**SHORT PROBLEM**
Will you transcribe all the entries word for word, skipping the pictures they hold?
──────── GIVEN RECORDS ────────
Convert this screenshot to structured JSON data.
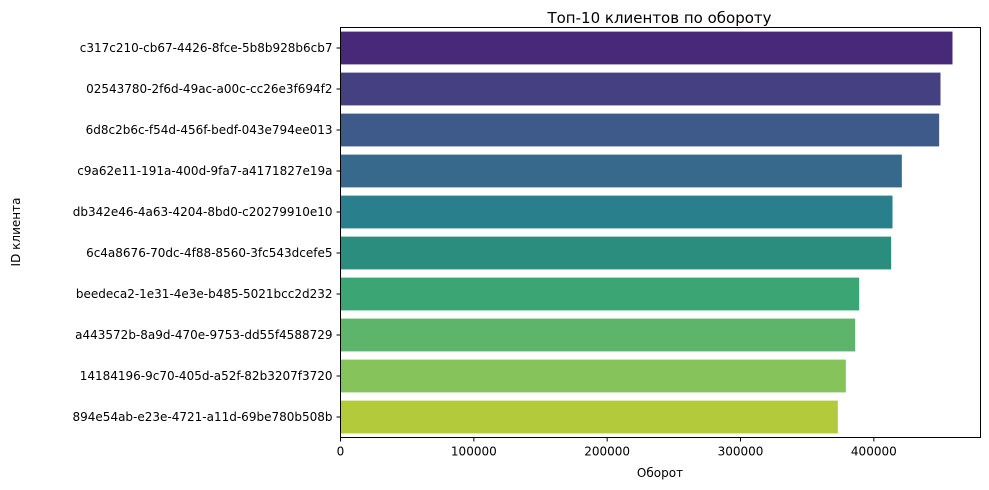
{
  "chart_data": {
    "type": "bar",
    "orientation": "horizontal",
    "title": "Топ-10 клиентов по обороту",
    "xlabel": "Оборот",
    "ylabel": "ID клиента",
    "xlim": [
      0,
      480000
    ],
    "xticks": [
      0,
      100000,
      200000,
      300000,
      400000
    ],
    "xtick_labels": [
      "0",
      "100000",
      "200000",
      "300000",
      "400000"
    ],
    "grid": false,
    "legend": "none",
    "categories": [
      "c317c210-cb67-4426-8fce-5b8b928b6cb7",
      "02543780-2f6d-49ac-a00c-cc26e3f694f2",
      "6d8c2b6c-f54d-456f-bedf-043e794ee013",
      "c9a62e11-191a-400d-9fa7-a4171827e19a",
      "db342e46-4a63-4204-8bd0-c20279910e10",
      "6c4a8676-70dc-4f88-8560-3fc543dcefe5",
      "beedeca2-1e31-4e3e-b485-5021bcc2d232",
      "a443572b-8a9d-470e-9753-dd55f4588729",
      "14184196-9c70-405d-a52f-82b3207f3720",
      "894e54ab-e23e-4721-a11d-69be780b508b"
    ],
    "values": [
      459000,
      450000,
      449000,
      421000,
      414000,
      413000,
      389000,
      386000,
      379000,
      373000
    ],
    "colors": [
      "#482878",
      "#45407f",
      "#3e5a8a",
      "#36698b",
      "#2a7f8c",
      "#2b8d7e",
      "#3ca574",
      "#5db56b",
      "#86c35a",
      "#b3ca3a"
    ]
  }
}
────────
**RESPONSE TO THE TASK**
Convert this screenshot to structured JSON data.
{
  "chart_data": {
    "type": "bar",
    "orientation": "horizontal",
    "title": "Топ-10 клиентов по обороту",
    "xlabel": "Оборот",
    "ylabel": "ID клиента",
    "xlim": [
      0,
      480000
    ],
    "xticks": [
      0,
      100000,
      200000,
      300000,
      400000
    ],
    "xtick_labels": [
      "0",
      "100000",
      "200000",
      "300000",
      "400000"
    ],
    "grid": false,
    "legend": "none",
    "categories": [
      "c317c210-cb67-4426-8fce-5b8b928b6cb7",
      "02543780-2f6d-49ac-a00c-cc26e3f694f2",
      "6d8c2b6c-f54d-456f-bedf-043e794ee013",
      "c9a62e11-191a-400d-9fa7-a4171827e19a",
      "db342e46-4a63-4204-8bd0-c20279910e10",
      "6c4a8676-70dc-4f88-8560-3fc543dcefe5",
      "beedeca2-1e31-4e3e-b485-5021bcc2d232",
      "a443572b-8a9d-470e-9753-dd55f4588729",
      "14184196-9c70-405d-a52f-82b3207f3720",
      "894e54ab-e23e-4721-a11d-69be780b508b"
    ],
    "values": [
      459000,
      450000,
      449000,
      421000,
      414000,
      413000,
      389000,
      386000,
      379000,
      373000
    ],
    "colors": [
      "#482878",
      "#45407f",
      "#3e5a8a",
      "#36698b",
      "#2a7f8c",
      "#2b8d7e",
      "#3ca574",
      "#5db56b",
      "#86c35a",
      "#b3ca3a"
    ]
  }
}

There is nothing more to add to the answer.